:: Exercise requirements ::
Omitting all pictures, print the lines of the listing from the one containing "Read this page and output its text content." through the final line, both ends included, with no other text.

Entries taken from a collection

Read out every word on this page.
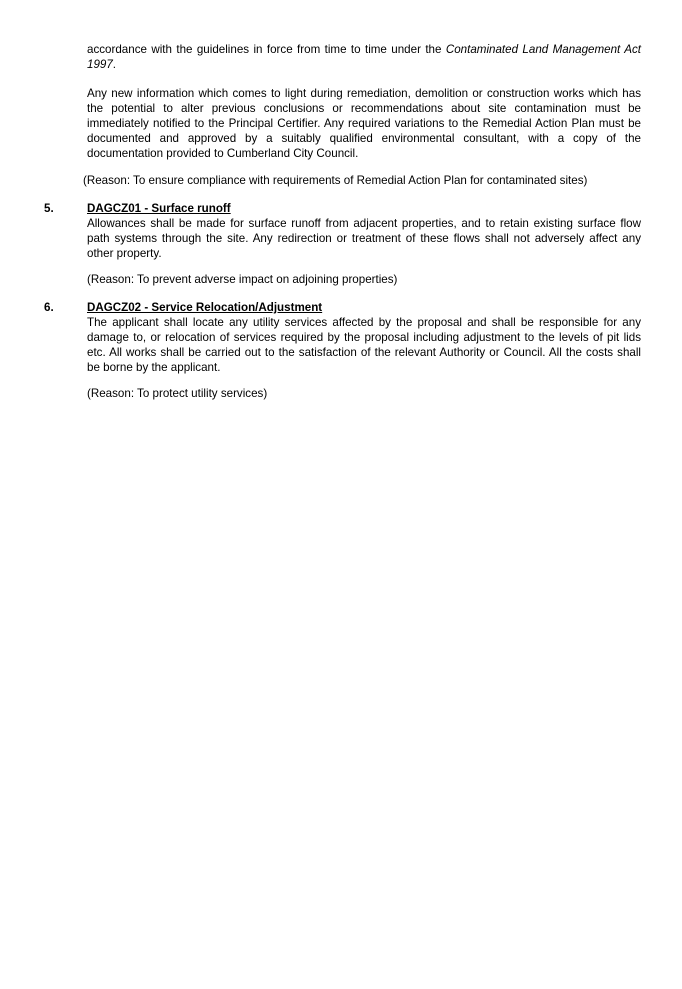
accordance with the guidelines in force from time to time under the Contaminated Land Management Act 1997.

Any new information which comes to light during remediation, demolition or construction works which has the potential to alter previous conclusions or recommendations about site contamination must be immediately notified to the Principal Certifier. Any required variations to the Remedial Action Plan must be documented and approved by a suitably qualified environmental consultant, with a copy of the documentation provided to Cumberland City Council.

(Reason: To ensure compliance with requirements of Remedial Action Plan for contaminated sites)

5.	DAGCZ01 - Surface runoff

Allowances shall be made for surface runoff from adjacent properties, and to retain existing surface flow path systems through the site. Any redirection or treatment of these flows shall not adversely affect any other property.

(Reason: To prevent adverse impact on adjoining properties)

6.	DAGCZ02 - Service Relocation/Adjustment

The applicant shall locate any utility services affected by the proposal and shall be responsible for any damage to, or relocation of services required by the proposal including adjustment to the levels of pit lids etc. All works shall be carried out to the satisfaction of the relevant Authority or Council. All the costs shall be borne by the applicant.

(Reason: To protect utility services)
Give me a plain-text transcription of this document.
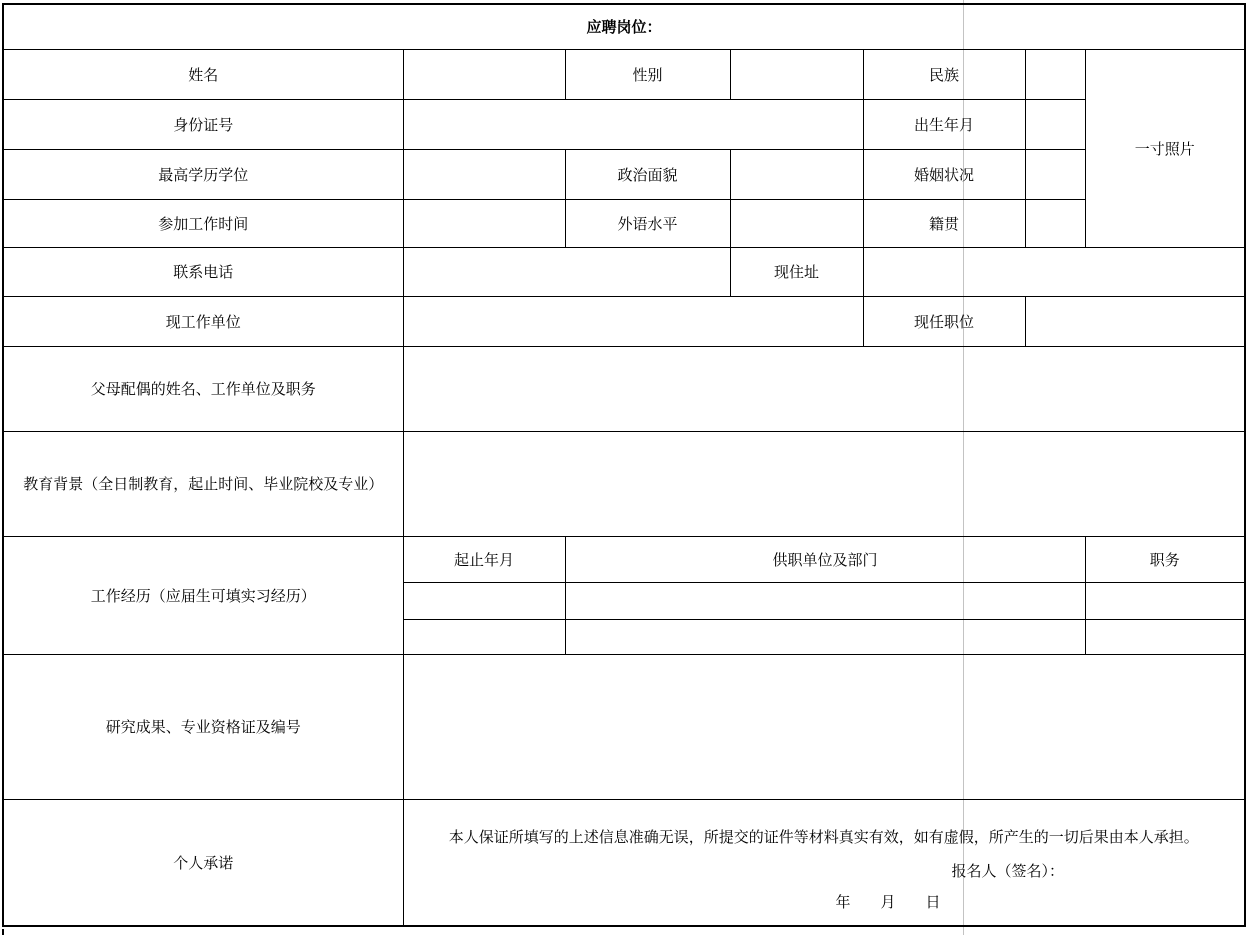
应聘岗位：						
姓名		性别		民族		一寸照片
身份证号				出生年月		
最高学历学位		政治面貌		婚姻状况		
参加工作时间		外语水平		籍贯		
联系电话			现住址			
现工作单位				现任职位		
父母配偶的姓名、工作单位及职务						
教育背景（全日制教育，起止时间、毕业院校及专业）						
工作经历（应届生可填实习经历）	起止年月	供职单位及部门				职务

研究成果、专业资格证及编号						
个人承诺	本人保证所填写的上述信息准确无误，所提交的证件等材料真实有效，如有虚假，所产生的一切后果由本人承担。
报名人（签名）：
年　　月　　日					
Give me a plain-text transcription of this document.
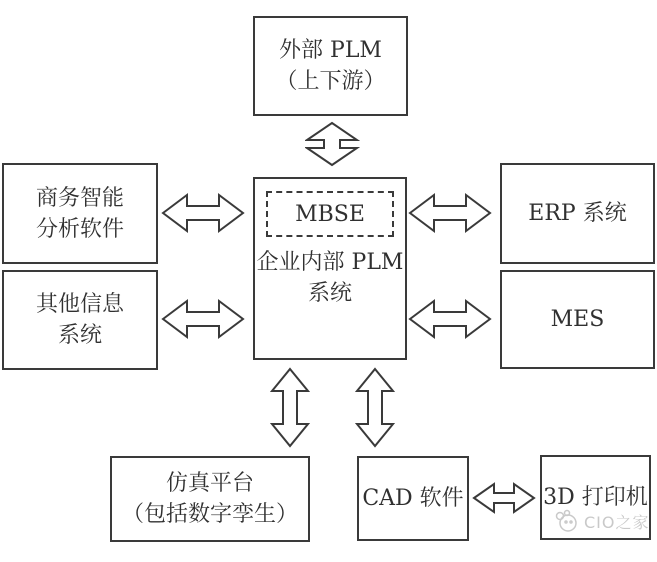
外部 PLM
（上下游）
MBSE
企业内部 PLM
系统
商务智能
分析软件
其他信息
系统
ERP 系统
MES
仿真平台
（包括数字孪生）
CAD 软件	3D 打印机
CIO之家
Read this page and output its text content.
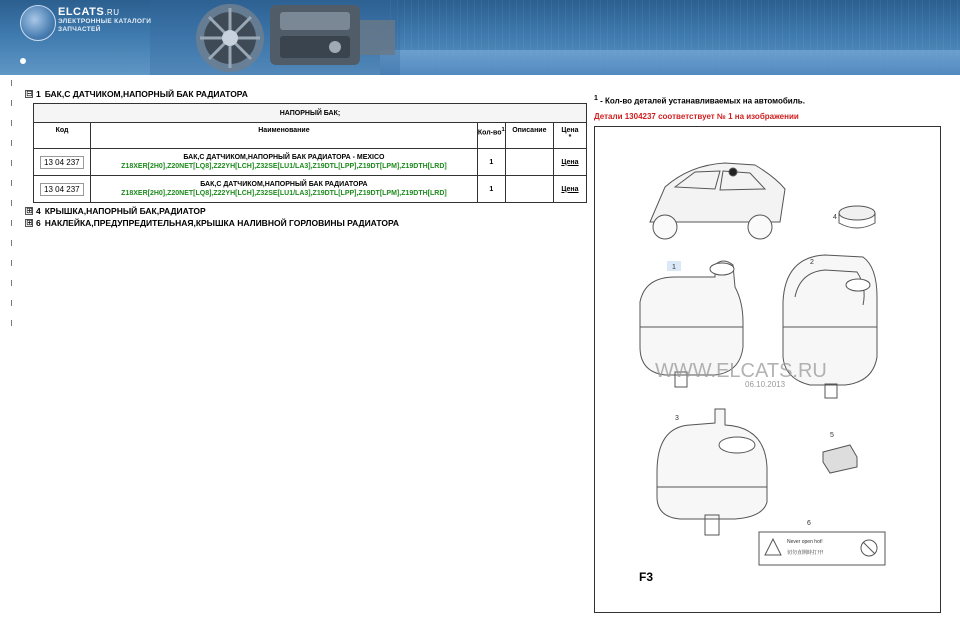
ELCATS.RU
ЭЛЕКТРОННЫЕ КАТАЛОГИ
ЗАПЧАСТЕЙ
⊟ 1 БАК,С ДАТЧИКОМ,НАПОРНЫЙ БАК РАДИАТОРА
НАПОРНЫЙ БАК;				
Код	Наименование	Кол-$во^1$	Описание	Цена
*
13 04 237	БАК,С ДАТЧИКОМ,НАПОРНЫЙ БАК РАДИАТОРА - MEXICO
Z18XER[2H0],Z20NET[LQ8],Z22YH[LCH],Z32SE[LU1/LA3],Z19DTL[LPP],Z19DT[LPM],Z19DTH[LRD]	1		Цена
13 04 237	БАК,С ДАТЧИКОМ,НАПОРНЫЙ БАК РАДИАТОРА
Z18XER[2H0],Z20NET[LQ8],Z22YH[LCH],Z32SE[LU1/LA3],Z19DTL[LPP],Z19DT[LPM],Z19DTH[LRD]	1		Цена
⊞ 4 КРЫШКА,НАПОРНЫЙ БАК,РАДИАТОР
⊞ 6 НАКЛЕЙКА,ПРЕДУПРЕДИТЕЛЬНАЯ,КРЫШКА НАЛИВНОЙ ГОРЛОВИНЫ РАДИАТОРА
$^1$ - Кол-во деталей устанавливаемых на автомобиль.
Детали 1304237 соответствует № 1 на изображении
1
2
3
4
5
6
Never open hot!
切勿直開時打开!
WWW.ELCATS.RU
06.10.2013
F3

:: The solution ::
Read this page and output its text content.
ELCATS.RU
ЭЛЕКТРОННЫЕ КАТАЛОГИ
ЗАПЧАСТЕЙ
⊟ 1 БАК,С ДАТЧИКОМ,НАПОРНЫЙ БАК РАДИАТОРА
НАПОРНЫЙ БАК;				
Код	Наименование	Кол-$во^1$	Описание	Цена
*
13 04 237	БАК,С ДАТЧИКОМ,НАПОРНЫЙ БАК РАДИАТОРА - MEXICO
Z18XER[2H0],Z20NET[LQ8],Z22YH[LCH],Z32SE[LU1/LA3],Z19DTL[LPP],Z19DT[LPM],Z19DTH[LRD]	1		Цена
13 04 237	БАК,С ДАТЧИКОМ,НАПОРНЫЙ БАК РАДИАТОРА
Z18XER[2H0],Z20NET[LQ8],Z22YH[LCH],Z32SE[LU1/LA3],Z19DTL[LPP],Z19DT[LPM],Z19DTH[LRD]	1		Цена
⊞ 4 КРЫШКА,НАПОРНЫЙ БАК,РАДИАТОР
⊞ 6 НАКЛЕЙКА,ПРЕДУПРЕДИТЕЛЬНАЯ,КРЫШКА НАЛИВНОЙ ГОРЛОВИНЫ РАДИАТОРА
$^1$ - Кол-во деталей устанавливаемых на автомобиль.
Детали 1304237 соответствует № 1 на изображении
1
2
3
4
5
6
Never open hot!
切勿直開時打开!
WWW.ELCATS.RU
06.10.2013
F3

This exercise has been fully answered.